• _WORK INSTRUCTIONS_
Show every line containing "ylabel" by copying it.

▼

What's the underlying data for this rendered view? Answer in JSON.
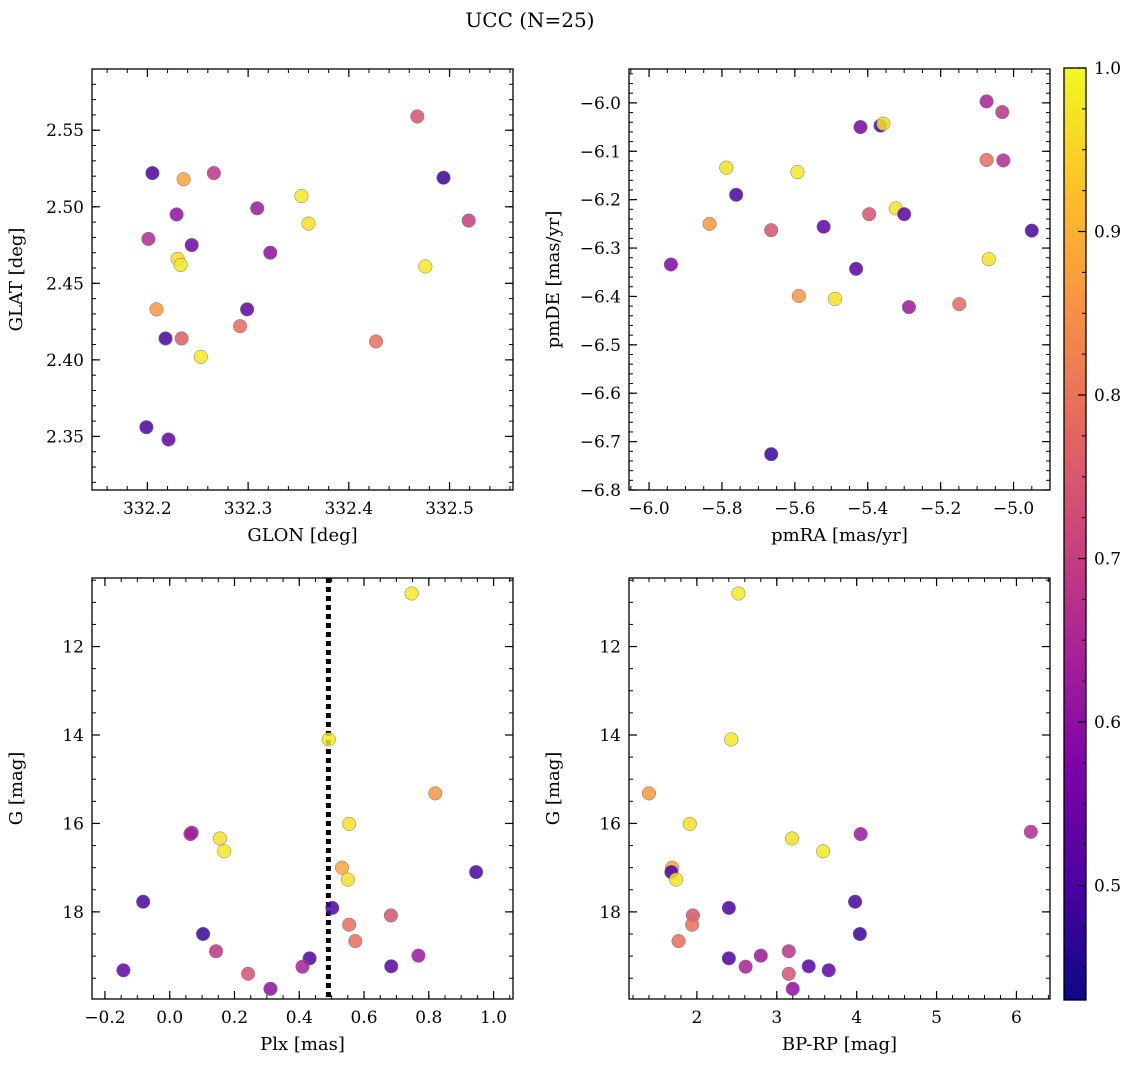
{
  "title": "UCC (N=25)",
  "colormap": "plasma",
  "colorbar": {
    "min": 0.43,
    "max": 1.0,
    "ticks": [
      0.5,
      0.6,
      0.7,
      0.8,
      0.9,
      1.0
    ],
    "tick_labels": [
      "0.5",
      "0.6",
      "0.7",
      "0.8",
      "0.9",
      "1.0"
    ]
  },
  "chart_data": [
    {
      "type": "scatter",
      "id": "glon-glat",
      "xlabel": "GLON [deg]",
      "ylabel": "GLAT [deg]",
      "xlim": [
        332.145,
        332.563
      ],
      "ylim": [
        2.315,
        2.59
      ],
      "xticks": [
        332.2,
        332.3,
        332.4,
        332.5
      ],
      "xtick_labels": [
        "332.2",
        "332.3",
        "332.4",
        "332.5"
      ],
      "yticks": [
        2.35,
        2.4,
        2.45,
        2.5,
        2.55
      ],
      "ytick_labels": [
        "2.35",
        "2.40",
        "2.45",
        "2.50",
        "2.55"
      ],
      "x_minor_step": 0.02,
      "y_minor_step": 0.01,
      "y_inverted": false,
      "points": [
        {
          "x": 332.205,
          "y": 2.522,
          "c": 0.5
        },
        {
          "x": 332.236,
          "y": 2.518,
          "c": 0.88
        },
        {
          "x": 332.266,
          "y": 2.522,
          "c": 0.68
        },
        {
          "x": 332.229,
          "y": 2.495,
          "c": 0.6
        },
        {
          "x": 332.201,
          "y": 2.479,
          "c": 0.66
        },
        {
          "x": 332.244,
          "y": 2.475,
          "c": 0.55
        },
        {
          "x": 332.23,
          "y": 2.466,
          "c": 0.96
        },
        {
          "x": 332.233,
          "y": 2.462,
          "c": 0.98
        },
        {
          "x": 332.209,
          "y": 2.433,
          "c": 0.86
        },
        {
          "x": 332.218,
          "y": 2.414,
          "c": 0.5
        },
        {
          "x": 332.234,
          "y": 2.414,
          "c": 0.76
        },
        {
          "x": 332.253,
          "y": 2.402,
          "c": 0.98
        },
        {
          "x": 332.199,
          "y": 2.356,
          "c": 0.5
        },
        {
          "x": 332.221,
          "y": 2.348,
          "c": 0.53
        },
        {
          "x": 332.309,
          "y": 2.499,
          "c": 0.62
        },
        {
          "x": 332.322,
          "y": 2.47,
          "c": 0.6
        },
        {
          "x": 332.299,
          "y": 2.433,
          "c": 0.53
        },
        {
          "x": 332.292,
          "y": 2.422,
          "c": 0.78
        },
        {
          "x": 332.353,
          "y": 2.507,
          "c": 0.98
        },
        {
          "x": 332.36,
          "y": 2.489,
          "c": 0.97
        },
        {
          "x": 332.427,
          "y": 2.412,
          "c": 0.79
        },
        {
          "x": 332.468,
          "y": 2.559,
          "c": 0.74
        },
        {
          "x": 332.494,
          "y": 2.519,
          "c": 0.48
        },
        {
          "x": 332.476,
          "y": 2.461,
          "c": 0.98
        },
        {
          "x": 332.519,
          "y": 2.491,
          "c": 0.7
        }
      ]
    },
    {
      "type": "scatter",
      "id": "pmra-pmde",
      "xlabel": "pmRA [mas/yr]",
      "ylabel": "pmDE [mas/yr]",
      "xlim": [
        -6.055,
        -4.9
      ],
      "ylim": [
        -6.8,
        -5.93
      ],
      "xticks": [
        -6.0,
        -5.8,
        -5.6,
        -5.4,
        -5.2,
        -5.0
      ],
      "xtick_labels": [
        "−6.0",
        "−5.8",
        "−5.6",
        "−5.4",
        "−5.2",
        "−5.0"
      ],
      "yticks": [
        -6.8,
        -6.7,
        -6.6,
        -6.5,
        -6.4,
        -6.3,
        -6.2,
        -6.1,
        -6.0
      ],
      "ytick_labels": [
        "−6.8",
        "−6.7",
        "−6.6",
        "−6.5",
        "−6.4",
        "−6.3",
        "−6.2",
        "−6.1",
        "−6.0"
      ],
      "x_minor_step": 0.05,
      "y_minor_step": 0.02,
      "y_inverted": false,
      "points": [
        {
          "x": -5.94,
          "y": -6.334,
          "c": 0.58
        },
        {
          "x": -5.834,
          "y": -6.25,
          "c": 0.86
        },
        {
          "x": -5.788,
          "y": -6.134,
          "c": 0.97
        },
        {
          "x": -5.761,
          "y": -6.19,
          "c": 0.5
        },
        {
          "x": -5.665,
          "y": -6.263,
          "c": 0.74
        },
        {
          "x": -5.665,
          "y": -6.726,
          "c": 0.48
        },
        {
          "x": -5.593,
          "y": -6.143,
          "c": 0.98
        },
        {
          "x": -5.589,
          "y": -6.399,
          "c": 0.86
        },
        {
          "x": -5.521,
          "y": -6.256,
          "c": 0.53
        },
        {
          "x": -5.49,
          "y": -6.405,
          "c": 0.97
        },
        {
          "x": -5.432,
          "y": -6.343,
          "c": 0.52
        },
        {
          "x": -5.42,
          "y": -6.05,
          "c": 0.56
        },
        {
          "x": -5.396,
          "y": -6.23,
          "c": 0.74
        },
        {
          "x": -5.365,
          "y": -6.047,
          "c": 0.5
        },
        {
          "x": -5.357,
          "y": -6.043,
          "c": 0.97
        },
        {
          "x": -5.323,
          "y": -6.218,
          "c": 0.97
        },
        {
          "x": -5.3,
          "y": -6.23,
          "c": 0.52
        },
        {
          "x": -5.287,
          "y": -6.422,
          "c": 0.62
        },
        {
          "x": -5.149,
          "y": -6.416,
          "c": 0.78
        },
        {
          "x": -5.074,
          "y": -5.997,
          "c": 0.64
        },
        {
          "x": -5.074,
          "y": -6.118,
          "c": 0.79
        },
        {
          "x": -5.068,
          "y": -6.323,
          "c": 0.97
        },
        {
          "x": -5.031,
          "y": -6.019,
          "c": 0.68
        },
        {
          "x": -5.028,
          "y": -6.119,
          "c": 0.66
        },
        {
          "x": -4.95,
          "y": -6.264,
          "c": 0.5
        }
      ]
    },
    {
      "type": "scatter",
      "id": "plx-g",
      "xlabel": "Plx [mas]",
      "ylabel": "G [mag]",
      "xlim": [
        -0.24,
        1.06
      ],
      "ylim": [
        10.45,
        19.97
      ],
      "xticks": [
        -0.2,
        0.0,
        0.2,
        0.4,
        0.6,
        0.8,
        1.0
      ],
      "xtick_labels": [
        "−0.2",
        "0.0",
        "0.2",
        "0.4",
        "0.6",
        "0.8",
        "1.0"
      ],
      "yticks": [
        12,
        14,
        16,
        18
      ],
      "ytick_labels": [
        "12",
        "14",
        "16",
        "18"
      ],
      "x_minor_step": 0.05,
      "y_minor_step": 0.5,
      "y_inverted": true,
      "vline": {
        "x": 0.49,
        "style": "dotted"
      },
      "points": [
        {
          "x": 0.747,
          "y": 10.8,
          "c": 0.98
        },
        {
          "x": 0.491,
          "y": 14.1,
          "c": 0.98
        },
        {
          "x": 0.82,
          "y": 15.32,
          "c": 0.86
        },
        {
          "x": 0.554,
          "y": 16.01,
          "c": 0.97
        },
        {
          "x": 0.068,
          "y": 16.21,
          "c": 0.62
        },
        {
          "x": 0.064,
          "y": 16.24,
          "c": 0.64
        },
        {
          "x": 0.155,
          "y": 16.34,
          "c": 0.97
        },
        {
          "x": 0.168,
          "y": 16.63,
          "c": 0.98
        },
        {
          "x": 0.532,
          "y": 17.0,
          "c": 0.88
        },
        {
          "x": 0.946,
          "y": 17.1,
          "c": 0.5
        },
        {
          "x": 0.55,
          "y": 17.27,
          "c": 0.97
        },
        {
          "x": -0.082,
          "y": 17.77,
          "c": 0.5
        },
        {
          "x": 0.502,
          "y": 17.91,
          "c": 0.5
        },
        {
          "x": 0.683,
          "y": 18.08,
          "c": 0.74
        },
        {
          "x": 0.554,
          "y": 18.29,
          "c": 0.79
        },
        {
          "x": 0.103,
          "y": 18.5,
          "c": 0.48
        },
        {
          "x": 0.573,
          "y": 18.66,
          "c": 0.79
        },
        {
          "x": 0.143,
          "y": 18.89,
          "c": 0.68
        },
        {
          "x": 0.768,
          "y": 18.99,
          "c": 0.62
        },
        {
          "x": 0.432,
          "y": 19.05,
          "c": 0.5
        },
        {
          "x": 0.41,
          "y": 19.24,
          "c": 0.64
        },
        {
          "x": 0.684,
          "y": 19.23,
          "c": 0.52
        },
        {
          "x": -0.143,
          "y": 19.32,
          "c": 0.53
        },
        {
          "x": 0.242,
          "y": 19.4,
          "c": 0.74
        },
        {
          "x": 0.311,
          "y": 19.74,
          "c": 0.6
        }
      ]
    },
    {
      "type": "scatter",
      "id": "bprp-g",
      "xlabel": "BP-RP [mag]",
      "ylabel": "G [mag]",
      "xlim": [
        1.15,
        6.42
      ],
      "ylim": [
        10.45,
        19.97
      ],
      "xticks": [
        2,
        3,
        4,
        5,
        6
      ],
      "xtick_labels": [
        "2",
        "3",
        "4",
        "5",
        "6"
      ],
      "yticks": [
        12,
        14,
        16,
        18
      ],
      "ytick_labels": [
        "12",
        "14",
        "16",
        "18"
      ],
      "x_minor_step": 0.2,
      "y_minor_step": 0.5,
      "y_inverted": true,
      "points": [
        {
          "x": 2.52,
          "y": 10.8,
          "c": 0.98
        },
        {
          "x": 2.43,
          "y": 14.1,
          "c": 0.98
        },
        {
          "x": 1.4,
          "y": 15.32,
          "c": 0.86
        },
        {
          "x": 1.91,
          "y": 16.01,
          "c": 0.97
        },
        {
          "x": 6.18,
          "y": 16.19,
          "c": 0.66
        },
        {
          "x": 4.05,
          "y": 16.24,
          "c": 0.62
        },
        {
          "x": 3.19,
          "y": 16.34,
          "c": 0.97
        },
        {
          "x": 3.58,
          "y": 16.63,
          "c": 0.98
        },
        {
          "x": 1.69,
          "y": 17.0,
          "c": 0.88
        },
        {
          "x": 1.68,
          "y": 17.1,
          "c": 0.5
        },
        {
          "x": 1.74,
          "y": 17.27,
          "c": 0.97
        },
        {
          "x": 3.98,
          "y": 17.77,
          "c": 0.5
        },
        {
          "x": 2.4,
          "y": 17.91,
          "c": 0.5
        },
        {
          "x": 1.95,
          "y": 18.08,
          "c": 0.74
        },
        {
          "x": 1.94,
          "y": 18.29,
          "c": 0.79
        },
        {
          "x": 4.04,
          "y": 18.5,
          "c": 0.48
        },
        {
          "x": 1.77,
          "y": 18.66,
          "c": 0.79
        },
        {
          "x": 3.15,
          "y": 18.89,
          "c": 0.68
        },
        {
          "x": 2.8,
          "y": 18.99,
          "c": 0.62
        },
        {
          "x": 2.4,
          "y": 19.05,
          "c": 0.5
        },
        {
          "x": 2.61,
          "y": 19.24,
          "c": 0.64
        },
        {
          "x": 3.4,
          "y": 19.23,
          "c": 0.52
        },
        {
          "x": 3.65,
          "y": 19.32,
          "c": 0.53
        },
        {
          "x": 3.15,
          "y": 19.4,
          "c": 0.74
        },
        {
          "x": 3.2,
          "y": 19.74,
          "c": 0.6
        }
      ]
    }
  ]
}
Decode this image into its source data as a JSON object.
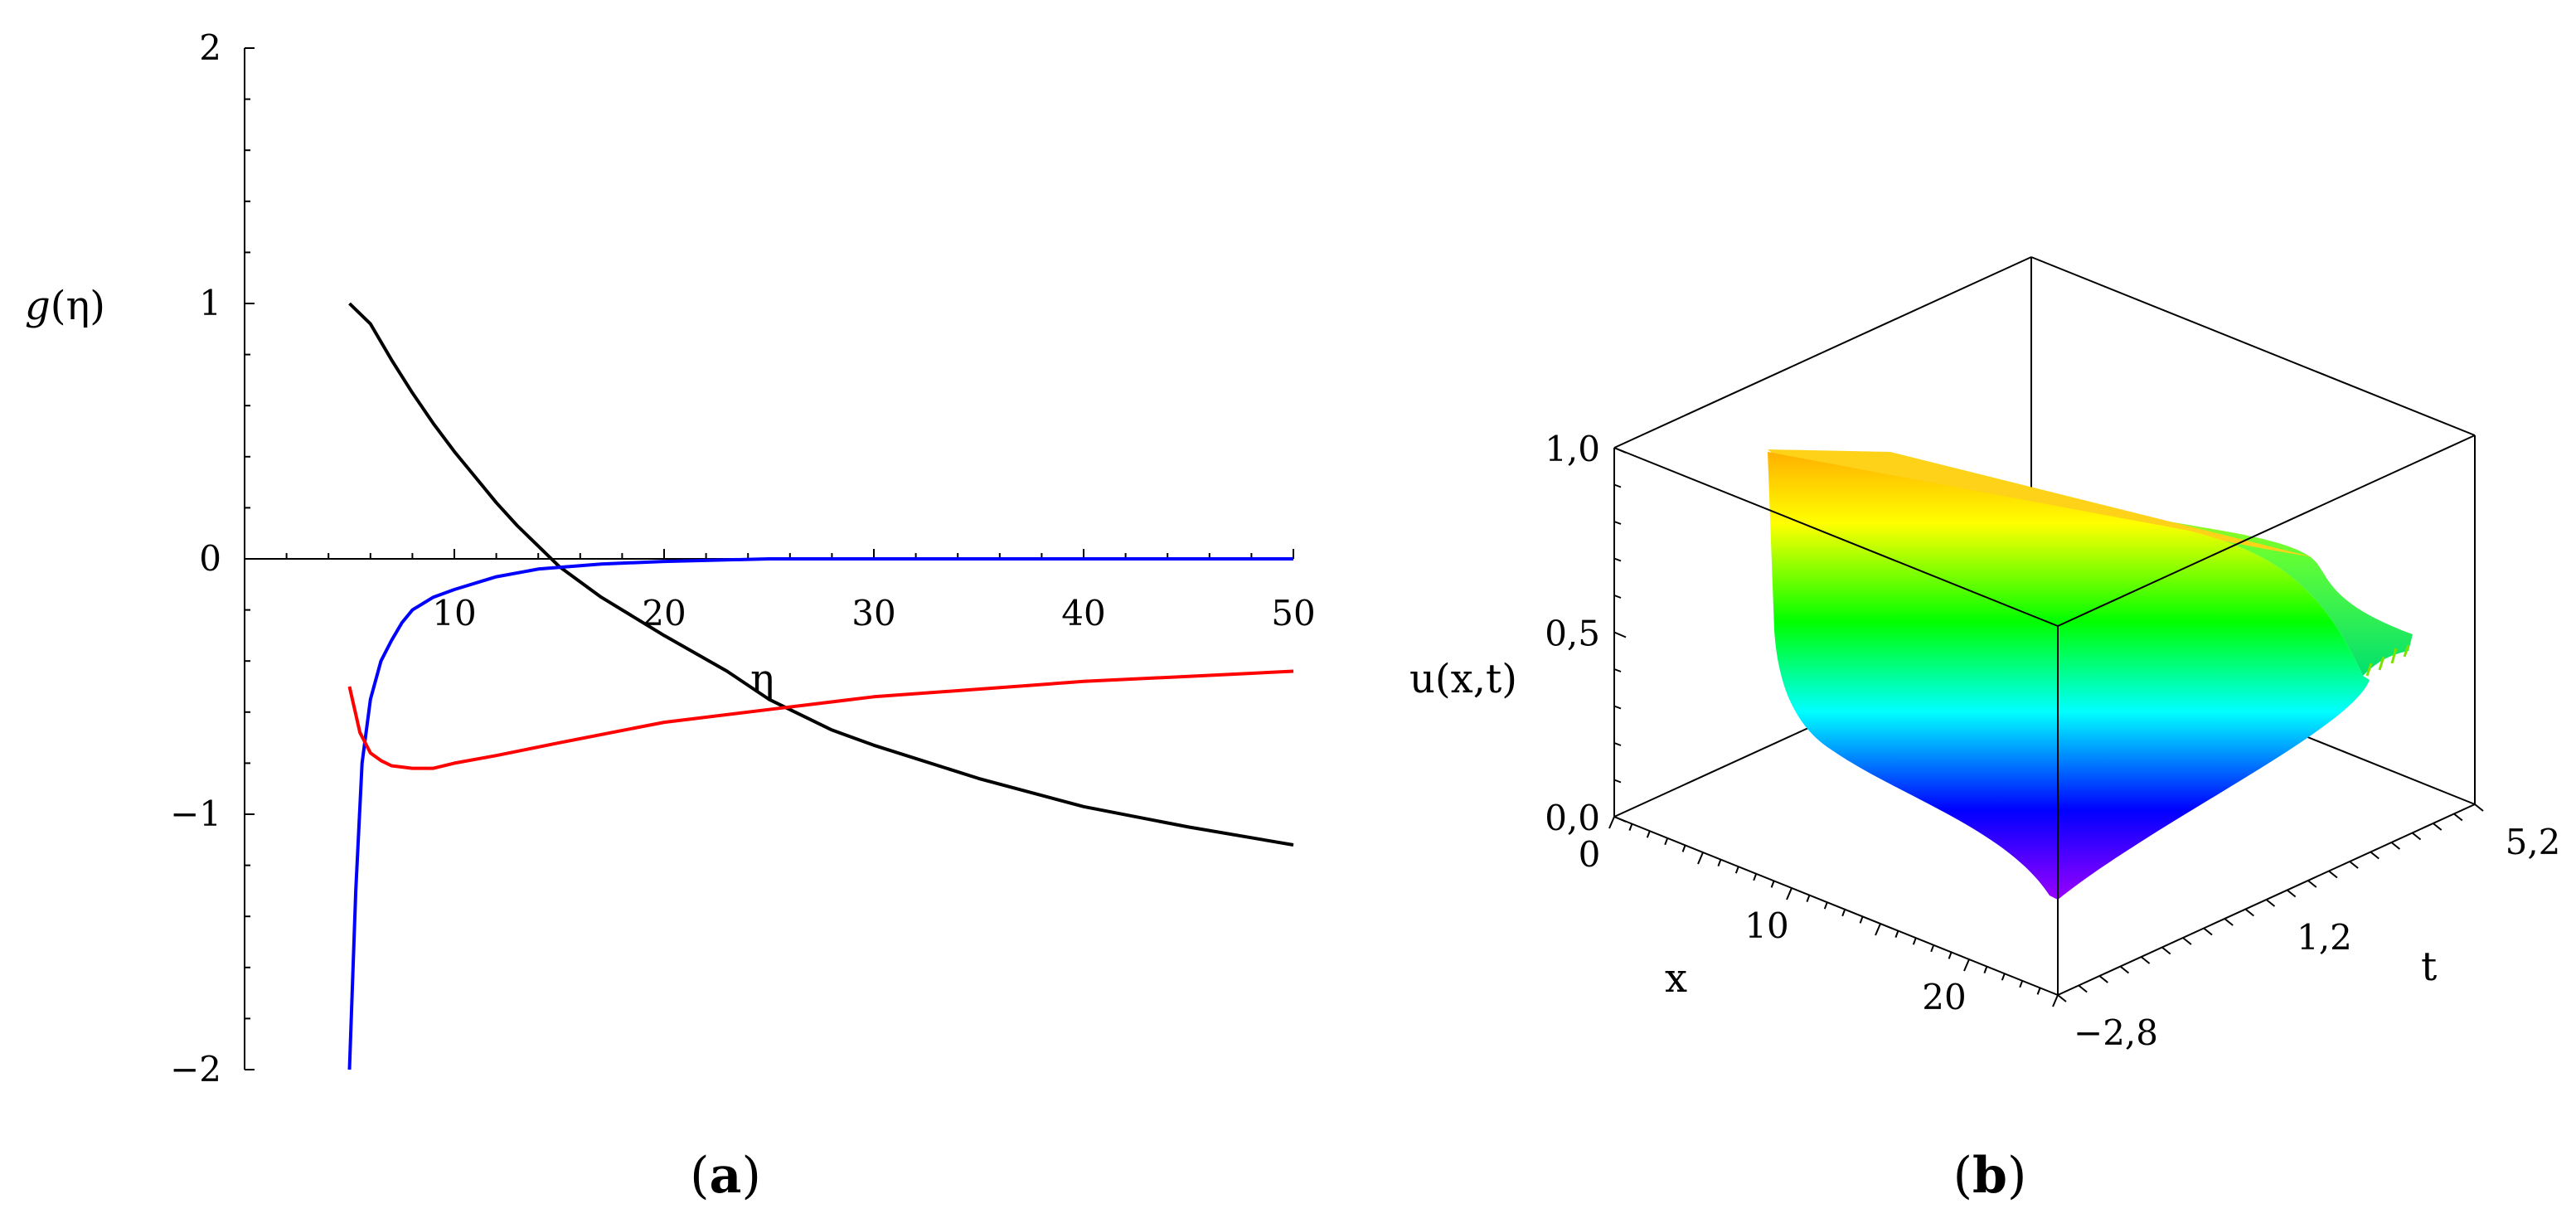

▲

• _EXERCISE RESPONSE_
      "ylabel": "GLAT [deg]",
      "ylabel": "pmDE [mas/yr]",
      "ylabel": "G [mag]",
      "ylabel": "G [mag]",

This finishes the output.